--- DIRECTIONS FOR THIS TASK ---
Copy out all the data, word for word.
====== DATA PROVIDED ======
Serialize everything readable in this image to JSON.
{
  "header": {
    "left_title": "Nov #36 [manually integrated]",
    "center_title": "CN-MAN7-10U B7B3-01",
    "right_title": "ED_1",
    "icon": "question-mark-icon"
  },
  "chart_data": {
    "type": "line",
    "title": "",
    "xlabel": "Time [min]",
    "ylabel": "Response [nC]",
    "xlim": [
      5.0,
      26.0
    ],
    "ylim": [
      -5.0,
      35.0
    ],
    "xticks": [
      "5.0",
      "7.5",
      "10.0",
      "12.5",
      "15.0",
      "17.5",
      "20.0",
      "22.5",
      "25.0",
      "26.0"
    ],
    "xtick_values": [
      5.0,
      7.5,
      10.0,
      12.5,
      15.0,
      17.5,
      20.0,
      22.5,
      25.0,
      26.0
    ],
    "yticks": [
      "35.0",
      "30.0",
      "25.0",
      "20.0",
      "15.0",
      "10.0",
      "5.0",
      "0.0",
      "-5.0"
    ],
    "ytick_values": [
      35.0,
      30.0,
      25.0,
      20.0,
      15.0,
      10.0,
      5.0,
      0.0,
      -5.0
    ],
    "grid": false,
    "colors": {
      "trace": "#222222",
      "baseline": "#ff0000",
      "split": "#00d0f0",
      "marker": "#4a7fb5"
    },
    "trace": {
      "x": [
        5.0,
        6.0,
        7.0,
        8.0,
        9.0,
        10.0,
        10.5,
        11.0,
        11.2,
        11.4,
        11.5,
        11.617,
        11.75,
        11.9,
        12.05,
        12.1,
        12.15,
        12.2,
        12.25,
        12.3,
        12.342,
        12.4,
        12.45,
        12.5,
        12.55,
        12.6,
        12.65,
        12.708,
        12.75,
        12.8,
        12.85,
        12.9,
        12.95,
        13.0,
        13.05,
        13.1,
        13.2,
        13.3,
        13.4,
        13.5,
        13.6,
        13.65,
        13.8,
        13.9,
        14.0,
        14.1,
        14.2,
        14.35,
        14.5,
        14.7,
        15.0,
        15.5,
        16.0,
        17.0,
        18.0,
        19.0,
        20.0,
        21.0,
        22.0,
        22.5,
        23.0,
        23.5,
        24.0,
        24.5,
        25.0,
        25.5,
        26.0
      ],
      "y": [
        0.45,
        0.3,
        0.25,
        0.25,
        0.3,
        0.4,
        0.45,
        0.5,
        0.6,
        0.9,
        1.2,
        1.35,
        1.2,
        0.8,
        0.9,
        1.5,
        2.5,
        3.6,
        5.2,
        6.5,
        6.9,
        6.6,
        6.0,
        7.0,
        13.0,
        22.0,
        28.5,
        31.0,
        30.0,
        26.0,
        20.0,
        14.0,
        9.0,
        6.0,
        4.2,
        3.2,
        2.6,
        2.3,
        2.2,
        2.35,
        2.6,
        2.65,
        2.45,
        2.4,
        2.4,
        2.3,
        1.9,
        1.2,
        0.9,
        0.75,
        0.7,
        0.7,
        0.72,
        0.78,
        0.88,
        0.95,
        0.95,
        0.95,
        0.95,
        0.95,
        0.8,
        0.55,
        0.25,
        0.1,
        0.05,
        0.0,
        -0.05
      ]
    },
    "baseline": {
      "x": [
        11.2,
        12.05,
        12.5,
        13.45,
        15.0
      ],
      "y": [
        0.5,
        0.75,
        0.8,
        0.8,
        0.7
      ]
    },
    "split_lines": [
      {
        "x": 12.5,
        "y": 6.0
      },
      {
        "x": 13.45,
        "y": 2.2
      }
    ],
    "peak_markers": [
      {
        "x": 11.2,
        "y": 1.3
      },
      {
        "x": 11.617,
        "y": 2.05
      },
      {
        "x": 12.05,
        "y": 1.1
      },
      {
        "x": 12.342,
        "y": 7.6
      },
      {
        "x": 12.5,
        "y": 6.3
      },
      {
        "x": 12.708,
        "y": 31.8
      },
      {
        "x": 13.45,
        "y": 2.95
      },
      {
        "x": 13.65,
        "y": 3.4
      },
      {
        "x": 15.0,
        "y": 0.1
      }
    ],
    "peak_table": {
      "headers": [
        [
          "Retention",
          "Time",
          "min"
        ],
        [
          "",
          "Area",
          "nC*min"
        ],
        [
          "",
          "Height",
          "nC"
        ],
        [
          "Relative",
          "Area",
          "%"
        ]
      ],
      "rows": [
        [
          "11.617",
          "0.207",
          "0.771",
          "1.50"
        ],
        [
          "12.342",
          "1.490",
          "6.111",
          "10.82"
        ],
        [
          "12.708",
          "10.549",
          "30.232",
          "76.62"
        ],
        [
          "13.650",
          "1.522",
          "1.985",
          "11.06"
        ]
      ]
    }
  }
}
======
--- RESULT OF THIS TASK ---
Serialize everything readable in this image to JSON.
{
  "header": {
    "left_title": "Nov #36 [manually integrated]",
    "center_title": "CN-MAN7-10U B7B3-01",
    "right_title": "ED_1",
    "icon": "question-mark-icon"
  },
  "chart_data": {
    "type": "line",
    "title": "",
    "xlabel": "Time [min]",
    "ylabel": "Response [nC]",
    "xlim": [
      5.0,
      26.0
    ],
    "ylim": [
      -5.0,
      35.0
    ],
    "xticks": [
      "5.0",
      "7.5",
      "10.0",
      "12.5",
      "15.0",
      "17.5",
      "20.0",
      "22.5",
      "25.0",
      "26.0"
    ],
    "xtick_values": [
      5.0,
      7.5,
      10.0,
      12.5,
      15.0,
      17.5,
      20.0,
      22.5,
      25.0,
      26.0
    ],
    "yticks": [
      "35.0",
      "30.0",
      "25.0",
      "20.0",
      "15.0",
      "10.0",
      "5.0",
      "0.0",
      "-5.0"
    ],
    "ytick_values": [
      35.0,
      30.0,
      25.0,
      20.0,
      15.0,
      10.0,
      5.0,
      0.0,
      -5.0
    ],
    "grid": false,
    "colors": {
      "trace": "#222222",
      "baseline": "#ff0000",
      "split": "#00d0f0",
      "marker": "#4a7fb5"
    },
    "trace": {
      "x": [
        5.0,
        6.0,
        7.0,
        8.0,
        9.0,
        10.0,
        10.5,
        11.0,
        11.2,
        11.4,
        11.5,
        11.617,
        11.75,
        11.9,
        12.05,
        12.1,
        12.15,
        12.2,
        12.25,
        12.3,
        12.342,
        12.4,
        12.45,
        12.5,
        12.55,
        12.6,
        12.65,
        12.708,
        12.75,
        12.8,
        12.85,
        12.9,
        12.95,
        13.0,
        13.05,
        13.1,
        13.2,
        13.3,
        13.4,
        13.5,
        13.6,
        13.65,
        13.8,
        13.9,
        14.0,
        14.1,
        14.2,
        14.35,
        14.5,
        14.7,
        15.0,
        15.5,
        16.0,
        17.0,
        18.0,
        19.0,
        20.0,
        21.0,
        22.0,
        22.5,
        23.0,
        23.5,
        24.0,
        24.5,
        25.0,
        25.5,
        26.0
      ],
      "y": [
        0.45,
        0.3,
        0.25,
        0.25,
        0.3,
        0.4,
        0.45,
        0.5,
        0.6,
        0.9,
        1.2,
        1.35,
        1.2,
        0.8,
        0.9,
        1.5,
        2.5,
        3.6,
        5.2,
        6.5,
        6.9,
        6.6,
        6.0,
        7.0,
        13.0,
        22.0,
        28.5,
        31.0,
        30.0,
        26.0,
        20.0,
        14.0,
        9.0,
        6.0,
        4.2,
        3.2,
        2.6,
        2.3,
        2.2,
        2.35,
        2.6,
        2.65,
        2.45,
        2.4,
        2.4,
        2.3,
        1.9,
        1.2,
        0.9,
        0.75,
        0.7,
        0.7,
        0.72,
        0.78,
        0.88,
        0.95,
        0.95,
        0.95,
        0.95,
        0.95,
        0.8,
        0.55,
        0.25,
        0.1,
        0.05,
        0.0,
        -0.05
      ]
    },
    "baseline": {
      "x": [
        11.2,
        12.05,
        12.5,
        13.45,
        15.0
      ],
      "y": [
        0.5,
        0.75,
        0.8,
        0.8,
        0.7
      ]
    },
    "split_lines": [
      {
        "x": 12.5,
        "y": 6.0
      },
      {
        "x": 13.45,
        "y": 2.2
      }
    ],
    "peak_markers": [
      {
        "x": 11.2,
        "y": 1.3
      },
      {
        "x": 11.617,
        "y": 2.05
      },
      {
        "x": 12.05,
        "y": 1.1
      },
      {
        "x": 12.342,
        "y": 7.6
      },
      {
        "x": 12.5,
        "y": 6.3
      },
      {
        "x": 12.708,
        "y": 31.8
      },
      {
        "x": 13.45,
        "y": 2.95
      },
      {
        "x": 13.65,
        "y": 3.4
      },
      {
        "x": 15.0,
        "y": 0.1
      }
    ],
    "peak_table": {
      "headers": [
        [
          "Retention",
          "Time",
          "min"
        ],
        [
          "",
          "Area",
          "nC*min"
        ],
        [
          "",
          "Height",
          "nC"
        ],
        [
          "Relative",
          "Area",
          "%"
        ]
      ],
      "rows": [
        [
          "11.617",
          "0.207",
          "0.771",
          "1.50"
        ],
        [
          "12.342",
          "1.490",
          "6.111",
          "10.82"
        ],
        [
          "12.708",
          "10.549",
          "30.232",
          "76.62"
        ],
        [
          "13.650",
          "1.522",
          "1.985",
          "11.06"
        ]
      ]
    }
  }
}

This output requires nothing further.